Directive:
Reproduce each line from the records that holds "interpolation".

[Dataset rows]
# # # # #

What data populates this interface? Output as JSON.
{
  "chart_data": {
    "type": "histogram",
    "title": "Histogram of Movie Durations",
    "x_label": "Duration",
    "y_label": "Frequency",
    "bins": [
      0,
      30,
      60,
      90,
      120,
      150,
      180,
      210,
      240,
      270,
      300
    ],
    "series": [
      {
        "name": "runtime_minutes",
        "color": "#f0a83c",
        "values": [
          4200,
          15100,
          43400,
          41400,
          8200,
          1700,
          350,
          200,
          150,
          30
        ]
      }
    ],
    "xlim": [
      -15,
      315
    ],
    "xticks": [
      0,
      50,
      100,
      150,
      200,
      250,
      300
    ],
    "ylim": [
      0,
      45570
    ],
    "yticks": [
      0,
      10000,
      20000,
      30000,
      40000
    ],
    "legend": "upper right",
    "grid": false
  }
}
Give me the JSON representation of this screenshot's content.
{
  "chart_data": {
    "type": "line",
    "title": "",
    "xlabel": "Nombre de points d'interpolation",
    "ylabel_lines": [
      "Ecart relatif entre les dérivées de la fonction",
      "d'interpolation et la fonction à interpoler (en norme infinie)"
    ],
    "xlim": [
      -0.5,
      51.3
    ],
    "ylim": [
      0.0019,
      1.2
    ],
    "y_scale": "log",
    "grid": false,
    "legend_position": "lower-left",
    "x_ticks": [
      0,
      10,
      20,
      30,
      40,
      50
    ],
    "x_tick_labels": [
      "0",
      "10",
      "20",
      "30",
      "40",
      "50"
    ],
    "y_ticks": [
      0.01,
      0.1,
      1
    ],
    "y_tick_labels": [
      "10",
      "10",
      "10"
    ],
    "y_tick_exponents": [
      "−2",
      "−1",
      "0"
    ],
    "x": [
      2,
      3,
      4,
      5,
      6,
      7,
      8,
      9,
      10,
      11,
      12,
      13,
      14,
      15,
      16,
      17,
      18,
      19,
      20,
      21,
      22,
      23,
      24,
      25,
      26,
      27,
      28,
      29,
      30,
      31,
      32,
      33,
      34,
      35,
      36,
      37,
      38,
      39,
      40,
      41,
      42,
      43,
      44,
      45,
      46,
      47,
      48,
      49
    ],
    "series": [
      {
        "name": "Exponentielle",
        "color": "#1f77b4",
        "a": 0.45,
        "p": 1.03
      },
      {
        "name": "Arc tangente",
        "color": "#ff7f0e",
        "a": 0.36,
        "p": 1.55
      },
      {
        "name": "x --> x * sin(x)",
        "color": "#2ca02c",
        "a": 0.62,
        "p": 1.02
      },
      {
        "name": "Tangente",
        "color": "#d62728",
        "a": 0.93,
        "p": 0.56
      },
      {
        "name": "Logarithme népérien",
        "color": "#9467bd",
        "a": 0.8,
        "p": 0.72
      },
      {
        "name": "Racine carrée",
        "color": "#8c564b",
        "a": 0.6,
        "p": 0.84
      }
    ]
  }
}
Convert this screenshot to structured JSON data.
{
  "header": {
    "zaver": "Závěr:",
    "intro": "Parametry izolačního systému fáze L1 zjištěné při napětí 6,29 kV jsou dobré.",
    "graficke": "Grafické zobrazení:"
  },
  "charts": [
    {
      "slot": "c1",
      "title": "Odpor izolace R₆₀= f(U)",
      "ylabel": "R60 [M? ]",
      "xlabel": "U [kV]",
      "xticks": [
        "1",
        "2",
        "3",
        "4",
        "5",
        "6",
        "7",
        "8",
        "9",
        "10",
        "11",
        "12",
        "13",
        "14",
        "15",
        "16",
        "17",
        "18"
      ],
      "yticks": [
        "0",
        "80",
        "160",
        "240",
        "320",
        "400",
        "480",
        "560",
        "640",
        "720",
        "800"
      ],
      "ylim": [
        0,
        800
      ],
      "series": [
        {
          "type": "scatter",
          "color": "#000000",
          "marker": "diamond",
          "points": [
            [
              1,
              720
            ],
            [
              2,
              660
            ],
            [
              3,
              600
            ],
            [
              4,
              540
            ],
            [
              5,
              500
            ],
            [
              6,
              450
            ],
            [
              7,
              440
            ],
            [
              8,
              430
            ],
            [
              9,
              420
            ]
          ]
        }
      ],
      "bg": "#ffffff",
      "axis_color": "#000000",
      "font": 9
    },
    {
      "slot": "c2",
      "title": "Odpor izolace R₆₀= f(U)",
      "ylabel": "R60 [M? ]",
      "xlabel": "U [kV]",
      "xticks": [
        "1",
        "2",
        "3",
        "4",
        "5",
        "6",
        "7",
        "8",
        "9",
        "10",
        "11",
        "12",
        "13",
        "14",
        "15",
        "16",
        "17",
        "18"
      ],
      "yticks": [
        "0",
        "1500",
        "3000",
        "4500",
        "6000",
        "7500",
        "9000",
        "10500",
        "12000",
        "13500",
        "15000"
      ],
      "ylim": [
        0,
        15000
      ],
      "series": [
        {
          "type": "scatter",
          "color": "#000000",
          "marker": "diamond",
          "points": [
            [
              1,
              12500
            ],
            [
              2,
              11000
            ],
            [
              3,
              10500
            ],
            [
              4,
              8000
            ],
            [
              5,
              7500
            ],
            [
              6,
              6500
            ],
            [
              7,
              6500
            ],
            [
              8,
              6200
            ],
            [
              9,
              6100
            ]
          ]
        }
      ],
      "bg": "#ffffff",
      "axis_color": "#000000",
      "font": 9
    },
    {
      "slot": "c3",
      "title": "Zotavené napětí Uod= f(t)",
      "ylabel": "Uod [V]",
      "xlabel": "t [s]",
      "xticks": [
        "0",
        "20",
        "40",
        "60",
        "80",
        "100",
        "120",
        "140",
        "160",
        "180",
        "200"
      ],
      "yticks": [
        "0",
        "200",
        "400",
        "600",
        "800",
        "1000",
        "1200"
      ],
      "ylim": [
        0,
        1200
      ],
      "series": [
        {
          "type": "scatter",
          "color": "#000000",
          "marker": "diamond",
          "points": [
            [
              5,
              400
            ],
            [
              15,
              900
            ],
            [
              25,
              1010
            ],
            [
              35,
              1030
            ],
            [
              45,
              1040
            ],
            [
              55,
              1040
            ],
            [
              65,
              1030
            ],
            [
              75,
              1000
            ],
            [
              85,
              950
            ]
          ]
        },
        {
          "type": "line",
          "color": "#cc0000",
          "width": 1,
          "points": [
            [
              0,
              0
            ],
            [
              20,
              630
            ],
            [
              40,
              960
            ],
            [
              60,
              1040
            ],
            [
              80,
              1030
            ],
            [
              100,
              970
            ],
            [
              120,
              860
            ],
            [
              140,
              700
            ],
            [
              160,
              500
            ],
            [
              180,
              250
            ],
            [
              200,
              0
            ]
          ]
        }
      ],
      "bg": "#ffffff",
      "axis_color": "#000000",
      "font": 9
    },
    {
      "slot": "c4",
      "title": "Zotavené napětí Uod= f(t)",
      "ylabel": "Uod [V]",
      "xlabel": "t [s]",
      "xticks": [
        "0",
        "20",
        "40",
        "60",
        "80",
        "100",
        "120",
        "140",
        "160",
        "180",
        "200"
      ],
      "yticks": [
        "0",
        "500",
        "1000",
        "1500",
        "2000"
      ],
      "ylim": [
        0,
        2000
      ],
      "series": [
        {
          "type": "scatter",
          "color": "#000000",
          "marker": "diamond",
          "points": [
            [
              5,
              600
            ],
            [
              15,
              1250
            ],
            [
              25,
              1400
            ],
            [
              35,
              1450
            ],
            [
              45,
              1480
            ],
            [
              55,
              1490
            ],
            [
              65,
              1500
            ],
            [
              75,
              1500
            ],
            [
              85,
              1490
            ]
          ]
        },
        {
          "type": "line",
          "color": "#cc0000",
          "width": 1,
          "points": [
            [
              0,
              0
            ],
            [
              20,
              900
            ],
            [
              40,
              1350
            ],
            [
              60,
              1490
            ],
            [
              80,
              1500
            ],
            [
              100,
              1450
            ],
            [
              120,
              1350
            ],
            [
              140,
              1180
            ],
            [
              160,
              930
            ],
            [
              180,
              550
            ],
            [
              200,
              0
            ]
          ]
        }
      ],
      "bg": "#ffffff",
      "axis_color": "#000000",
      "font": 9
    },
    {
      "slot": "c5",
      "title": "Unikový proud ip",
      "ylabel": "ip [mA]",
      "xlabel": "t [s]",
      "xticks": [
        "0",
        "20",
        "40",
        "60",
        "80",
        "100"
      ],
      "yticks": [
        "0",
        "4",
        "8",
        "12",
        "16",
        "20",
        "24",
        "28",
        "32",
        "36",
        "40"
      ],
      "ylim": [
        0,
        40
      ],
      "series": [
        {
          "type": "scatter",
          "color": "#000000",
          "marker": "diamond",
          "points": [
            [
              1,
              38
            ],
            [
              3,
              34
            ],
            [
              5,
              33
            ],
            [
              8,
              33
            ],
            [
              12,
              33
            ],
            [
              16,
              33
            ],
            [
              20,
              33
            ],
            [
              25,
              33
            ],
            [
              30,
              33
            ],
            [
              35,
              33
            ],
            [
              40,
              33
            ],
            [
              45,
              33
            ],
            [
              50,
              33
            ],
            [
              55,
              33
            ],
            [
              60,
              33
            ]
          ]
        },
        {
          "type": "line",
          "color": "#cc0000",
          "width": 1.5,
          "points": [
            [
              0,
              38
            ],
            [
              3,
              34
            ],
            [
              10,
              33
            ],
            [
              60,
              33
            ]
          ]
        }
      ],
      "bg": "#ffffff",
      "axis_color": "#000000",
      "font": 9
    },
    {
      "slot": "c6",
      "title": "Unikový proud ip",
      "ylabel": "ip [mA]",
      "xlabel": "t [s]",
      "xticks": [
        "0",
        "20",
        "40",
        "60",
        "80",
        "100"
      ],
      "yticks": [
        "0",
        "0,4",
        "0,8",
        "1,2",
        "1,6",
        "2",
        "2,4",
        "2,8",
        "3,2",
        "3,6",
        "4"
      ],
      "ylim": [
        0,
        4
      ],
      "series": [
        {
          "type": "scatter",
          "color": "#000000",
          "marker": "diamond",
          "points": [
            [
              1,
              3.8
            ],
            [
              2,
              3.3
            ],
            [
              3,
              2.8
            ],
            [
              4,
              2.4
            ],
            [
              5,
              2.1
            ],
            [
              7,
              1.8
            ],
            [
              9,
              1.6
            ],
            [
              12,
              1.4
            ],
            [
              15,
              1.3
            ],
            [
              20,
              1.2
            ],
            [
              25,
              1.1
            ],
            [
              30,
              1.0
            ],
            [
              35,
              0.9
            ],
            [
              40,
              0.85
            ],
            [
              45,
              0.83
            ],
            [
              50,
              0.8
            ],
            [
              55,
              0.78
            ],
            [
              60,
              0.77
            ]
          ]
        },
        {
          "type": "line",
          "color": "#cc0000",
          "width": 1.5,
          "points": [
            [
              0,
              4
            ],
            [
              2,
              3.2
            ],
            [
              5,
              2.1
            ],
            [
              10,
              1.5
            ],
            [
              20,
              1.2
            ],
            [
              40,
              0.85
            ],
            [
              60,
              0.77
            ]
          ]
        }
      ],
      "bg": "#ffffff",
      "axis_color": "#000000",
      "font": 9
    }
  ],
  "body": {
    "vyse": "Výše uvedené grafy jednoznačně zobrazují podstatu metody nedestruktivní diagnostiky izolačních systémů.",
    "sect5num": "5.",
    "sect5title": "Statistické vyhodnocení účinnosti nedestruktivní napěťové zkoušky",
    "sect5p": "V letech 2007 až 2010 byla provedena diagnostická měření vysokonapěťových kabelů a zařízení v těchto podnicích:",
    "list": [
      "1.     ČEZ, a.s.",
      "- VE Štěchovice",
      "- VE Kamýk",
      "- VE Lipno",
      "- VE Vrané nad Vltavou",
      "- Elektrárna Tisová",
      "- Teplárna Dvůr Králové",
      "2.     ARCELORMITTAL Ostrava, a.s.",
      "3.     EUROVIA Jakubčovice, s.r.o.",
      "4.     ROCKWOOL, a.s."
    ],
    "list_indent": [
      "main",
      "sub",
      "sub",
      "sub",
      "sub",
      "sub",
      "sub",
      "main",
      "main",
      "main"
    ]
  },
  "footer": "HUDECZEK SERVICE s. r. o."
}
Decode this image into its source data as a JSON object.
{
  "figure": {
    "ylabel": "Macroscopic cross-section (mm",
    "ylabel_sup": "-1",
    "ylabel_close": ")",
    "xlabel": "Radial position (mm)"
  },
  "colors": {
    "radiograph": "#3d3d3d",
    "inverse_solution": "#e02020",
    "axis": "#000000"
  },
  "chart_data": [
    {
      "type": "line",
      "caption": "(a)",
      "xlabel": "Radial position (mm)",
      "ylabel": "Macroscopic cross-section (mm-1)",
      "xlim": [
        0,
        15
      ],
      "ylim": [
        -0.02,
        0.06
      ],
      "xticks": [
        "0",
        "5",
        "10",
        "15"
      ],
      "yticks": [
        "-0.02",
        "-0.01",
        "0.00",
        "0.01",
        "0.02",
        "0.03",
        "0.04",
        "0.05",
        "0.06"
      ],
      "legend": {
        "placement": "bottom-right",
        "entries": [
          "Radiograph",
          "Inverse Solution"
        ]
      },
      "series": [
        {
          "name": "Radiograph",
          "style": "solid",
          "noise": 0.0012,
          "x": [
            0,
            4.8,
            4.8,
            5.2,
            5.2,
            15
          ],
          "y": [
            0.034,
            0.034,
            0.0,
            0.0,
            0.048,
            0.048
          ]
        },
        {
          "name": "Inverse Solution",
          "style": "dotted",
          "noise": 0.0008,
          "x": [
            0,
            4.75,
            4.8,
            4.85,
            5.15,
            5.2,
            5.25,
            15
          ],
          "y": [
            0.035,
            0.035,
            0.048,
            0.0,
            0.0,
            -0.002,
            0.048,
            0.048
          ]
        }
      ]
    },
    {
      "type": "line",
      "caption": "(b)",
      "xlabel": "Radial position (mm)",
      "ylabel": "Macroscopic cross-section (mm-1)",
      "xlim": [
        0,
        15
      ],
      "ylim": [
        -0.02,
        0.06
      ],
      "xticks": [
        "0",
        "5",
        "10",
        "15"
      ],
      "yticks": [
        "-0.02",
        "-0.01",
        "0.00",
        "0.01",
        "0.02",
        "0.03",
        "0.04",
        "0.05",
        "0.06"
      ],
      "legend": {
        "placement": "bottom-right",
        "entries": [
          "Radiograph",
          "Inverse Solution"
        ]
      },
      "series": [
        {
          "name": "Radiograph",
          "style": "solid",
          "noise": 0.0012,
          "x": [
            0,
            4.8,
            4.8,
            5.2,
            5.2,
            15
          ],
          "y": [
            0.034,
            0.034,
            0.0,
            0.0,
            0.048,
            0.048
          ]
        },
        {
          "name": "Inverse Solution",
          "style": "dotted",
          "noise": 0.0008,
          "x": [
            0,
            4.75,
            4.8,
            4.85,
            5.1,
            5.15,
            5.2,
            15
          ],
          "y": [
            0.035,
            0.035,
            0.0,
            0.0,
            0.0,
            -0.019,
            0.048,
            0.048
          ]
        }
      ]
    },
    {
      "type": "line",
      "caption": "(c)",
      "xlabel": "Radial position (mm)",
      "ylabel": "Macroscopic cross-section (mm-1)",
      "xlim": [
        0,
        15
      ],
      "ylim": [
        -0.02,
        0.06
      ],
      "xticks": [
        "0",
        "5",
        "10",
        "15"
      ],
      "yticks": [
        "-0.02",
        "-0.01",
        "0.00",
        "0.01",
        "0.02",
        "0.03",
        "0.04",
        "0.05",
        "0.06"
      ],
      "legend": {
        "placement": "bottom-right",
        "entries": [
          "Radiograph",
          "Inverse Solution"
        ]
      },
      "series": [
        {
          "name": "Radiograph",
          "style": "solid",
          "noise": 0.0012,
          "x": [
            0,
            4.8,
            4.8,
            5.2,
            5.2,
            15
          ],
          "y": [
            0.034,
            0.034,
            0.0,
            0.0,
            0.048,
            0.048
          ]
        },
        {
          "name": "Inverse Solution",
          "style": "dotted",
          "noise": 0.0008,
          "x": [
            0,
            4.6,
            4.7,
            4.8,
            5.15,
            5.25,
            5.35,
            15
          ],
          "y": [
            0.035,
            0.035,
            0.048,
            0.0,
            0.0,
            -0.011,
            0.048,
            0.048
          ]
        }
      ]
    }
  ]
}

# # # # #

Exercise answer:
    "xlabel": "Nombre de points d'interpolation",
      "d'interpolation et la fonction à interpoler (en norme infinie)"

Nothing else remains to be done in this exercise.